• [EXTRACTED ENTRIES]:
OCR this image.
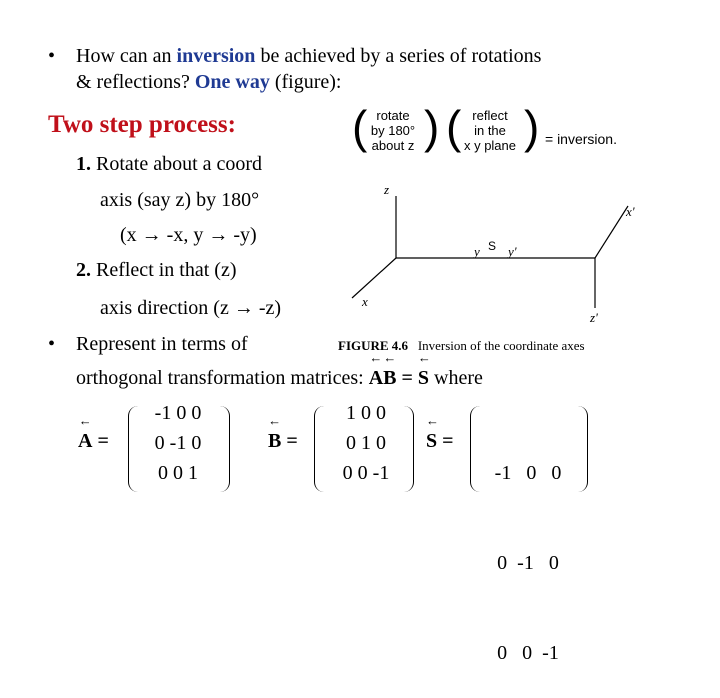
• How can an inversion be achieved by a series of rotations
& reflections? One way (figure):
Two step process:
1. Rotate about a coord
axis (say z) by 180°
(x → -x, y → -y)
2. Reflect in that (z)
axis direction (z → -z)
( rotate
by 180°
about z ) ( reflect
in the
x y plane ) = inversion.
z
x
y S y'
x'
z'
FIGURE 4.6 Inversion of the coordinate axes
• Represent in terms of
orthogonal transformation matrices: ← A← B = ← S where
← A =
-1 0 0
0 -1 0
0 0 1
← B =
1 0 0
0 1 0
0 0 -1
← S =

-1   0   0

0  -1   0

0   0  -1
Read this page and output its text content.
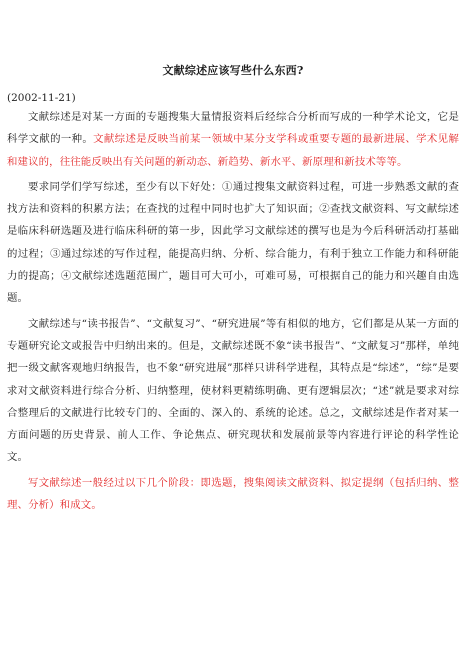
文献综述应该写些什么东西?
(2002-11-21)

文献综述是对某一方面的专题搜集大量情报资料后经综合分析而写成的一种学术论文，它是科学文献的一种。文献综述是反映当前某一领域中某分支学科或重要专题的最新进展、学术见解和建议的，往往能反映出有关问题的新动态、新趋势、新水平、新原理和新技术等等。

要求同学们学写综述，至少有以下好处：①通过搜集文献资料过程，可进一步熟悉文献的查找方法和资料的积累方法；在查找的过程中同时也扩大了知识面；②查找文献资料、写文献综述是临床科研选题及进行临床科研的第一步，因此学习文献综述的撰写也是为今后科研活动打基础的过程；③通过综述的写作过程，能提高归纳、分析、综合能力，有利于独立工作能力和科研能力的提高；④文献综述选题范围广，题目可大可小，可难可易，可根据自己的能力和兴趣自由选题。

文献综述与“读书报告”、“文献复习”、“研究进展”等有相似的地方，它们都是从某一方面的专题研究论文或报告中归纳出来的。但是，文献综述既不象“读书报告”、“文献复习”那样，单纯把一级文献客观地归纳报告，也不象“研究进展”那样只讲科学进程，其特点是“综述”，“综”是要求对文献资料进行综合分析、归纳整理，使材料更精练明确、更有逻辑层次；“述”就是要求对综合整理后的文献进行比较专门的、全面的、深入的、系统的论述。总之，文献综述是作者对某一方面问题的历史背景、前人工作、争论焦点、研究现状和发展前景等内容进行评论的科学性论文。

写文献综述一般经过以下几个阶段：即选题，搜集阅读文献资料、拟定提纲（包括归纳、整理、分析）和成文。
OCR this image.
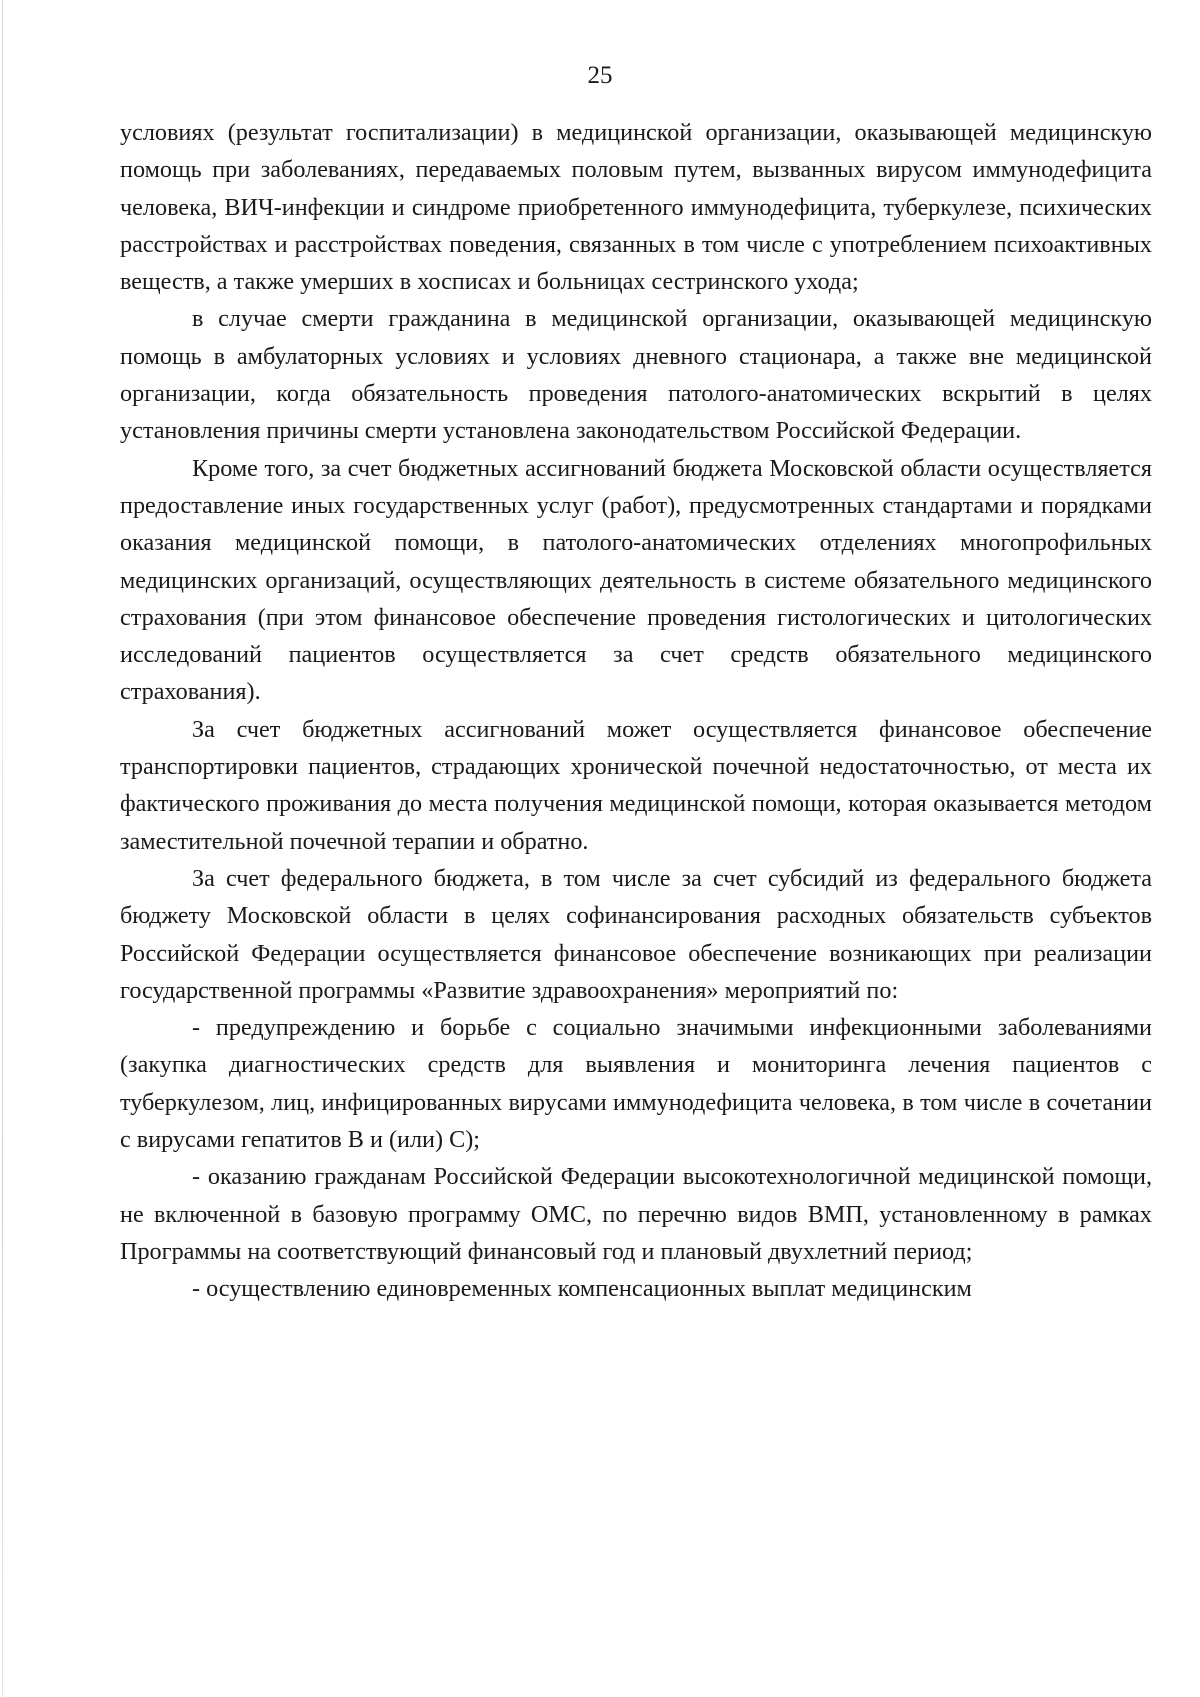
25

условиях (результат госпитализации) в медицинской организации, оказывающей медицинскую помощь при заболеваниях, передаваемых половым путем, вызванных вирусом иммунодефицита человека, ВИЧ-инфекции и синдроме приобретенного иммунодефицита, туберкулезе, психических расстройствах и расстройствах поведения, связанных в том числе с употреблением психоактивных веществ, а также умерших в хосписах и больницах сестринского ухода;

в случае смерти гражданина в медицинской организации, оказывающей медицинскую помощь в амбулаторных условиях и условиях дневного стационара, а также вне медицинской организации, когда обязательность проведения патолого-анатомических вскрытий в целях установления причины смерти установлена законодательством Российской Федерации.

Кроме того, за счет бюджетных ассигнований бюджета Московской области осуществляется предоставление иных государственных услуг (работ), предусмотренных стандартами и порядками оказания медицинской помощи, в патолого-анатомических отделениях многопрофильных медицинских организаций, осуществляющих деятельность в системе обязательного медицинского страхования (при этом финансовое обеспечение проведения гистологических и цитологических исследований пациентов осуществляется за счет средств обязательного медицинского страхования).

За счет бюджетных ассигнований может осуществляется финансовое обеспечение транспортировки пациентов, страдающих хронической почечной недостаточностью, от места их фактического проживания до места получения медицинской помощи, которая оказывается методом заместительной почечной терапии и обратно.

За счет федерального бюджета, в том числе за счет субсидий из федерального бюджета бюджету Московской области в целях софинансирования расходных обязательств субъектов Российской Федерации осуществляется финансовое обеспечение возникающих при реализации государственной программы «Развитие здравоохранения» мероприятий по:

- предупреждению и борьбе с социально значимыми инфекционными заболеваниями (закупка диагностических средств для выявления и мониторинга лечения пациентов с туберкулезом, лиц, инфицированных вирусами иммунодефицита человека, в том числе в сочетании с вирусами гепатитов В и (или) С);

- оказанию гражданам Российской Федерации высокотехнологичной медицинской помощи, не включенной в базовую программу ОМС, по перечню видов ВМП, установленному в рамках Программы на соответствующий финансовый год и плановый двухлетний период;

- осуществлению единовременных компенсационных выплат медицинским
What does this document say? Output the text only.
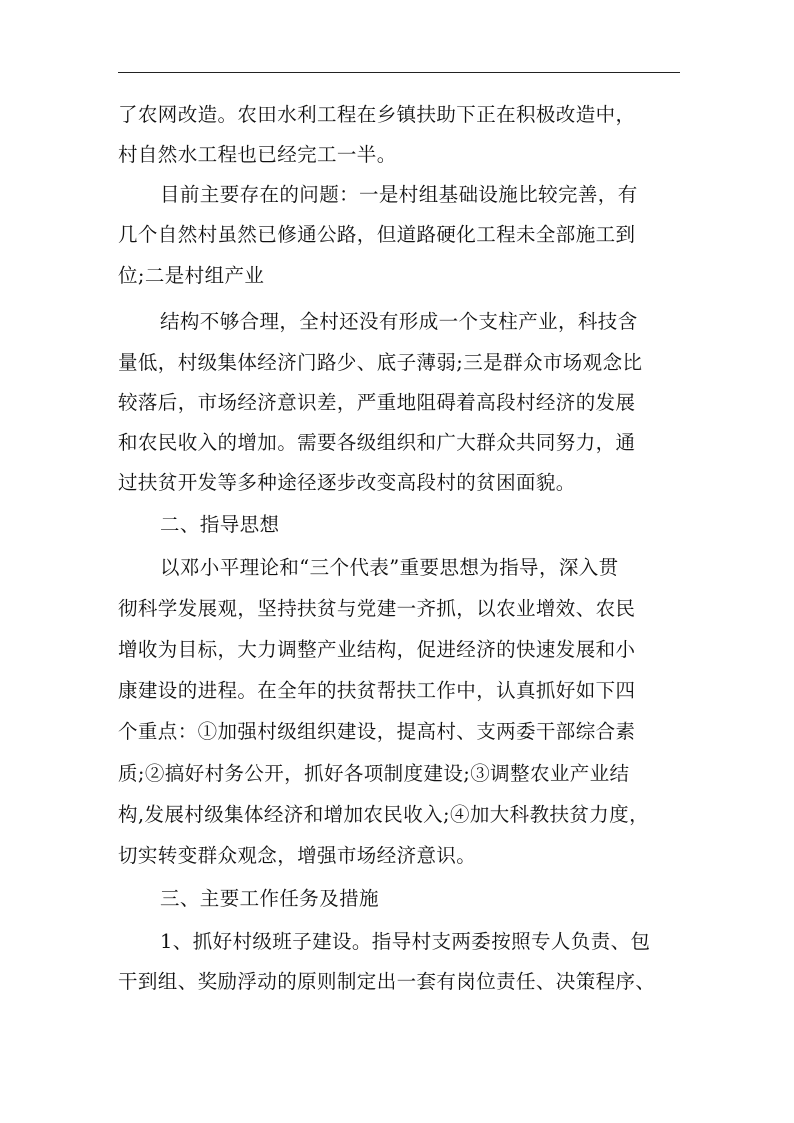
了农网改造。农田水利工程在乡镇扶助下正在积极改造中，
村自然水工程也已经完工一半。
目前主要存在的问题：一是村组基础设施比较完善，有
几个自然村虽然已修通公路，但道路硬化工程未全部施工到
位;二是村组产业
结构不够合理，全村还没有形成一个支柱产业，科技含
量低，村级集体经济门路少、底子薄弱;三是群众市场观念比
较落后，市场经济意识差，严重地阻碍着高段村经济的发展
和农民收入的增加。需要各级组织和广大群众共同努力，通
过扶贫开发等多种途径逐步改变高段村的贫困面貌。
二、指导思想
以邓小平理论和“三个代表”重要思想为指导，深入贯
彻科学发展观，坚持扶贫与党建一齐抓，以农业增效、农民
增收为目标，大力调整产业结构，促进经济的快速发展和小
康建设的进程。在全年的扶贫帮扶工作中，认真抓好如下四
个重点：①加强村级组织建设，提高村、支两委干部综合素
质;②搞好村务公开，抓好各项制度建设;③调整农业产业结
构,发展村级集体经济和增加农民收入;④加大科教扶贫力度，
切实转变群众观念，增强市场经济意识。
三、主要工作任务及措施
1、抓好村级班子建设。指导村支两委按照专人负责、包
干到组、奖励浮动的原则制定出一套有岗位责任、决策程序、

• [PROMPT]:
Where a line holds "оказывающей", copy that line.

• [EXERCISE RESPONSE]:
условиях (результат госпитализации) в медицинской организации, оказывающей медицинскую помощь при заболеваниях, передаваемых половым путем, вызванных вирусом иммунодефицита человека, ВИЧ-инфекции и синдроме приобретенного иммунодефицита, туберкулезе, психических расстройствах и расстройствах поведения, связанных в том числе с употреблением психоактивных веществ, а также умерших в хосписах и больницах сестринского ухода;
в случае смерти гражданина в медицинской организации, оказывающей медицинскую помощь в амбулаторных условиях и условиях дневного стационара, а также вне медицинской организации, когда обязательность проведения патолого-анатомических вскрытий в целях установления причины смерти установлена законодательством Российской Федерации.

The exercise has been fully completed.